--- EXTRACTED ENTRIES ---

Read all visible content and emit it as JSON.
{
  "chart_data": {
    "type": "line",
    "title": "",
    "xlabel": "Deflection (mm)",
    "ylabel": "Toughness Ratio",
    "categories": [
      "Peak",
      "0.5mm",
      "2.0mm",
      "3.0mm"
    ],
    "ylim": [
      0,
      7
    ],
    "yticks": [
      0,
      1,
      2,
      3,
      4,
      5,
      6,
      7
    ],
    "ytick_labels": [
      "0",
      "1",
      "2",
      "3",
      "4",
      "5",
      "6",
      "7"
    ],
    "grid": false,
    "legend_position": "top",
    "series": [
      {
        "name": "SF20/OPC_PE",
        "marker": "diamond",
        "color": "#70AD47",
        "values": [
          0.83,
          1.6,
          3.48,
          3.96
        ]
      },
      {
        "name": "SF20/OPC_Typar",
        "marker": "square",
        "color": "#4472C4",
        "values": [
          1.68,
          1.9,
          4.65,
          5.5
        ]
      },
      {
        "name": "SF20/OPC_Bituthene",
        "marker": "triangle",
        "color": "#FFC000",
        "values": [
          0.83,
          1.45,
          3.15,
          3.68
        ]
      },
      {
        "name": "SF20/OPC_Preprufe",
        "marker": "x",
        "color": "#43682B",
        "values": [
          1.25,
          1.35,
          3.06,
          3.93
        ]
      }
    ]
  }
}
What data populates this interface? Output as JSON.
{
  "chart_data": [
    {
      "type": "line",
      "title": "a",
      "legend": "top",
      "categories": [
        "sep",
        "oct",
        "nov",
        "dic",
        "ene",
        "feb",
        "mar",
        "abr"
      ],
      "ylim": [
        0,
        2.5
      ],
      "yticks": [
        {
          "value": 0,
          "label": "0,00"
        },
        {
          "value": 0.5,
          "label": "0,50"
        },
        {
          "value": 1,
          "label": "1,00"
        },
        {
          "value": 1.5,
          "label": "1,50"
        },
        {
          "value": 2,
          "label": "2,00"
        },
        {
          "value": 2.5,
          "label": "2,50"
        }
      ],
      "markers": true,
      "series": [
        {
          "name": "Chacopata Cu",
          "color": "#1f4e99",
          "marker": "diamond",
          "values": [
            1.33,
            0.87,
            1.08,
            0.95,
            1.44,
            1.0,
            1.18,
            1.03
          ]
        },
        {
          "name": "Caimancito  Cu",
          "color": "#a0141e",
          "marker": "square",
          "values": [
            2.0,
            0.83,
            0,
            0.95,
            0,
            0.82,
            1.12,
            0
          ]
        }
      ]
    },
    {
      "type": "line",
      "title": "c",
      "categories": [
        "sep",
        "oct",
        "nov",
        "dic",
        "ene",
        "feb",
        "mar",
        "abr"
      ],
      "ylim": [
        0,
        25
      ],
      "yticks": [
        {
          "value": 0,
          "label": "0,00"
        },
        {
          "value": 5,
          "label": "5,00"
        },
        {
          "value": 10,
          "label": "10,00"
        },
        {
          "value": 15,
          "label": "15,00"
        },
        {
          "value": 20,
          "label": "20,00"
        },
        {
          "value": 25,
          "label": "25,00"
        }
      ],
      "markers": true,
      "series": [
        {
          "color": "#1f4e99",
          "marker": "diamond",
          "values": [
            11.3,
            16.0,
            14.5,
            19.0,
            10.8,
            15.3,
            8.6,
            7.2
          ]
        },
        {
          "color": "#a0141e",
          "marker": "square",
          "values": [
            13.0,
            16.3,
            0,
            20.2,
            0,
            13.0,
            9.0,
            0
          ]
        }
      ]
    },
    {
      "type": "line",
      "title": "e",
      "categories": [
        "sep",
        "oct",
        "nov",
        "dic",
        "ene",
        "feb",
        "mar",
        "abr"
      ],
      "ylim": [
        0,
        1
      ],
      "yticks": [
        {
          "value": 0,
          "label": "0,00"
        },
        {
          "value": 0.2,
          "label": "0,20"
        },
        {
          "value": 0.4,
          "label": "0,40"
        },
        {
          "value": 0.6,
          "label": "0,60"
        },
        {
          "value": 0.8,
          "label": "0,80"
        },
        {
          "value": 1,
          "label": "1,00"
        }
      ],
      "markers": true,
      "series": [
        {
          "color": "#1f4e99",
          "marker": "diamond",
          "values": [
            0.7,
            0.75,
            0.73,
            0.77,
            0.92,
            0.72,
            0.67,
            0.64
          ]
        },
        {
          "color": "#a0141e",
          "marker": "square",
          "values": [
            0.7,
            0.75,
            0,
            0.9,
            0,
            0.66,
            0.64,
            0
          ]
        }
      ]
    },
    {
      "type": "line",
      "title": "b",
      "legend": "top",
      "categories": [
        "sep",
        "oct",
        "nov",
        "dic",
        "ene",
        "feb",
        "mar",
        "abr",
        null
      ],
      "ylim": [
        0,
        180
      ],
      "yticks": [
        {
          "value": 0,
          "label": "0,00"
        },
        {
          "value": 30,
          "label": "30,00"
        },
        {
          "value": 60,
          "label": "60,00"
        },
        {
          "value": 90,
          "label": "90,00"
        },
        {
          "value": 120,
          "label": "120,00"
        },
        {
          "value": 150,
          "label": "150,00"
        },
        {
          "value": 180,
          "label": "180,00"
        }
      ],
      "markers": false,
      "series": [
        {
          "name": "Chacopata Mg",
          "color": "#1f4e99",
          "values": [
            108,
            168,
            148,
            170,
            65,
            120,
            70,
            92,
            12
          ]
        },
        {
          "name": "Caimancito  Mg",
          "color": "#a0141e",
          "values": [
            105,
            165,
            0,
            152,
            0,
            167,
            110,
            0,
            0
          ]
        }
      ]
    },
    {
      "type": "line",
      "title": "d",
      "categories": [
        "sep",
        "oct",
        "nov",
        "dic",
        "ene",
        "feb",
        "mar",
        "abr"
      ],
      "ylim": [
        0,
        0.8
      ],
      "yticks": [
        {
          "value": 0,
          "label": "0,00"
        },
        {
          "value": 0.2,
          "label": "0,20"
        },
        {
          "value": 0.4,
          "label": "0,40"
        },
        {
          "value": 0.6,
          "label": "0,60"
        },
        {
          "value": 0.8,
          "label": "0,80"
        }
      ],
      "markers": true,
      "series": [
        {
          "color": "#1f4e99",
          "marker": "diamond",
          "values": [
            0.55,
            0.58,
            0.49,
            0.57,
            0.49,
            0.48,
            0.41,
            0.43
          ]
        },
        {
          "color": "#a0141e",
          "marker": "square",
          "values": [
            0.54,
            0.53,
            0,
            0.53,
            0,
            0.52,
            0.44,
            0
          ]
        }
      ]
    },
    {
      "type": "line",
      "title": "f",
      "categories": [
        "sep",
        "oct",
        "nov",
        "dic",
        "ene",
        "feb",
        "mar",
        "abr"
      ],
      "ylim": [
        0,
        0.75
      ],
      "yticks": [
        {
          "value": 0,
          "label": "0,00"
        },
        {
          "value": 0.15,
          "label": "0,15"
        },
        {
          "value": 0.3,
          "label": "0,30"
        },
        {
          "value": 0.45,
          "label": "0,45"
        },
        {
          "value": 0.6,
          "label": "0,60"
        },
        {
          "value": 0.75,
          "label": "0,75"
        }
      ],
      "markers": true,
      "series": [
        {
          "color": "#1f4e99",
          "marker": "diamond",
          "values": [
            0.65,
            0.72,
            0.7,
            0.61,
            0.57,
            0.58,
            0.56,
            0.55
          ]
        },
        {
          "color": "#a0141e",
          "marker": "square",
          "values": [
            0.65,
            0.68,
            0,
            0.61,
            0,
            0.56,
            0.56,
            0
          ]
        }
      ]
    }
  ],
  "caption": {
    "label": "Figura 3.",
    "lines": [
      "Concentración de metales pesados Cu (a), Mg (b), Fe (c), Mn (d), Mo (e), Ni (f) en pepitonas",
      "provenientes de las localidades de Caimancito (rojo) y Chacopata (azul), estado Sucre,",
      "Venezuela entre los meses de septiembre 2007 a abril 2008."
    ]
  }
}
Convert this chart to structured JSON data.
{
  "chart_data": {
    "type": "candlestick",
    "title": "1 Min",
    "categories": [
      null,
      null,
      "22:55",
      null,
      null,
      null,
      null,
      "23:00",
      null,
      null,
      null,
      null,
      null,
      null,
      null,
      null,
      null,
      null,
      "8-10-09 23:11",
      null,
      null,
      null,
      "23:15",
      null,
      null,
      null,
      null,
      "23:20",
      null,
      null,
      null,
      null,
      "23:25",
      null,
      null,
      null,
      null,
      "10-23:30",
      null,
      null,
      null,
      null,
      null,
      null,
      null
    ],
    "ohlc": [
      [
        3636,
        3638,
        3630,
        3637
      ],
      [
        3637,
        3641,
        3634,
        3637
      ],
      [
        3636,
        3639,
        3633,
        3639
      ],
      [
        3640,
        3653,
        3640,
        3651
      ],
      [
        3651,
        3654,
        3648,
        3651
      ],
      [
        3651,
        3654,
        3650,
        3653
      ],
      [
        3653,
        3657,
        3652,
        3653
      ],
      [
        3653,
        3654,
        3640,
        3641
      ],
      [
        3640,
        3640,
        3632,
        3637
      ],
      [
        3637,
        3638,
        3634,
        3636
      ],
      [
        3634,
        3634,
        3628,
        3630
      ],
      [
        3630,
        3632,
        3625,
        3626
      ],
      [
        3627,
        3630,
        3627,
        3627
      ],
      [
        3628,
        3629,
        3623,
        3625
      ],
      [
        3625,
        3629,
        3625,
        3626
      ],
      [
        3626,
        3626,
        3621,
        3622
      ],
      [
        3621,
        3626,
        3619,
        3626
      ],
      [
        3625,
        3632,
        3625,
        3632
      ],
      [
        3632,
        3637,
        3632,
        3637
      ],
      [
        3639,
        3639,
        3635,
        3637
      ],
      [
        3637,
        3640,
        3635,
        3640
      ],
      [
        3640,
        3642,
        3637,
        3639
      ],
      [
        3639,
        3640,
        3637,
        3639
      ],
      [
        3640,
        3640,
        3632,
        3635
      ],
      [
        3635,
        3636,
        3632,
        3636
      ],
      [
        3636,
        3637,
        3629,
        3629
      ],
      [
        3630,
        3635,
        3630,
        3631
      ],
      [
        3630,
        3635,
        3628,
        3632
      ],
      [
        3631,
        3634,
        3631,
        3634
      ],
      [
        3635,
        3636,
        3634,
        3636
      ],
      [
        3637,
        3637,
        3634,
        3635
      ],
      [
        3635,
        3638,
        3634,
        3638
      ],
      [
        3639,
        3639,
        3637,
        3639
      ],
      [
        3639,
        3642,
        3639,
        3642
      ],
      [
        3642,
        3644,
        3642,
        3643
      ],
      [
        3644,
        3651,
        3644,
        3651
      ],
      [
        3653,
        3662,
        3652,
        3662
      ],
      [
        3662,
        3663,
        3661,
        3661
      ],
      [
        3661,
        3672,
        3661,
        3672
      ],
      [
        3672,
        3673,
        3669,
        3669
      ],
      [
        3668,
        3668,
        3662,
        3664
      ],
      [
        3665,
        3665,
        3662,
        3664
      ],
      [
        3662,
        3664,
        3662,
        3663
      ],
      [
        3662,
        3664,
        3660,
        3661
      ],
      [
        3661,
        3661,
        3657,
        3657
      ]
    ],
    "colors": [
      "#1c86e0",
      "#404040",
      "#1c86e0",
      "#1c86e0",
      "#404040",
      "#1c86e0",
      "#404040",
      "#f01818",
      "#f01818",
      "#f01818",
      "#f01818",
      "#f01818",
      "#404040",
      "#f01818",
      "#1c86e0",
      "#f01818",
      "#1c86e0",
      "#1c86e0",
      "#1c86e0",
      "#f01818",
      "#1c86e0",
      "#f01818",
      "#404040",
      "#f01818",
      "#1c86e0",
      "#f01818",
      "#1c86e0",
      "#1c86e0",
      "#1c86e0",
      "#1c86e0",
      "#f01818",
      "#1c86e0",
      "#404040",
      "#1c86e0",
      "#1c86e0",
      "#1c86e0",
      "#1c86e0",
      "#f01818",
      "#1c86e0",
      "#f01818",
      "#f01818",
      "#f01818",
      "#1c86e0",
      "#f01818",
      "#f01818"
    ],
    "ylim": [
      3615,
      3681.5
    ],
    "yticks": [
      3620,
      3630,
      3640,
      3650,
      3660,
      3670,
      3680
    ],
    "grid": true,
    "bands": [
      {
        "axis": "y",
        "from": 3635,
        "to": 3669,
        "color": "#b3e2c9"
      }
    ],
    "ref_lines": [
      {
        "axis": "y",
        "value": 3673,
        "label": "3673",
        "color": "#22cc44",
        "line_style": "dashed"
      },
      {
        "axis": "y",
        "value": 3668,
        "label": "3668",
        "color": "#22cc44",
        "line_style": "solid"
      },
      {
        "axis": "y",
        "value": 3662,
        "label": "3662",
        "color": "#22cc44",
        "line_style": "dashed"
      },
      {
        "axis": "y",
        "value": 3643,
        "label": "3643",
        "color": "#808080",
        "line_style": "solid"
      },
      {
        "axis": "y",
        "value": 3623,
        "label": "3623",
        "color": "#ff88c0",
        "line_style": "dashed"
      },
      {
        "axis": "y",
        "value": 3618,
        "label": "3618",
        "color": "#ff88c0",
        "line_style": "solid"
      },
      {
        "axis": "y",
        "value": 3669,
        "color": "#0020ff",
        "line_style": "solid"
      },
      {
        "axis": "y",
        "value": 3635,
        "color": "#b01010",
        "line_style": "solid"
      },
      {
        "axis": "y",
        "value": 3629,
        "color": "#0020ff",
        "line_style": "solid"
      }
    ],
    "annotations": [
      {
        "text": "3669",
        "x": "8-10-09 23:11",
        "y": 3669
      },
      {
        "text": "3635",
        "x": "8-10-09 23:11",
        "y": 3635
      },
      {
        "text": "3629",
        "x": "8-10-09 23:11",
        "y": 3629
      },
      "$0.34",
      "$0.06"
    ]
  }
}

---

● WORK REQUIRED: Tally up the lines of the listing containing the word "JSON". Give only the total.

● TASK OUTPUT: 3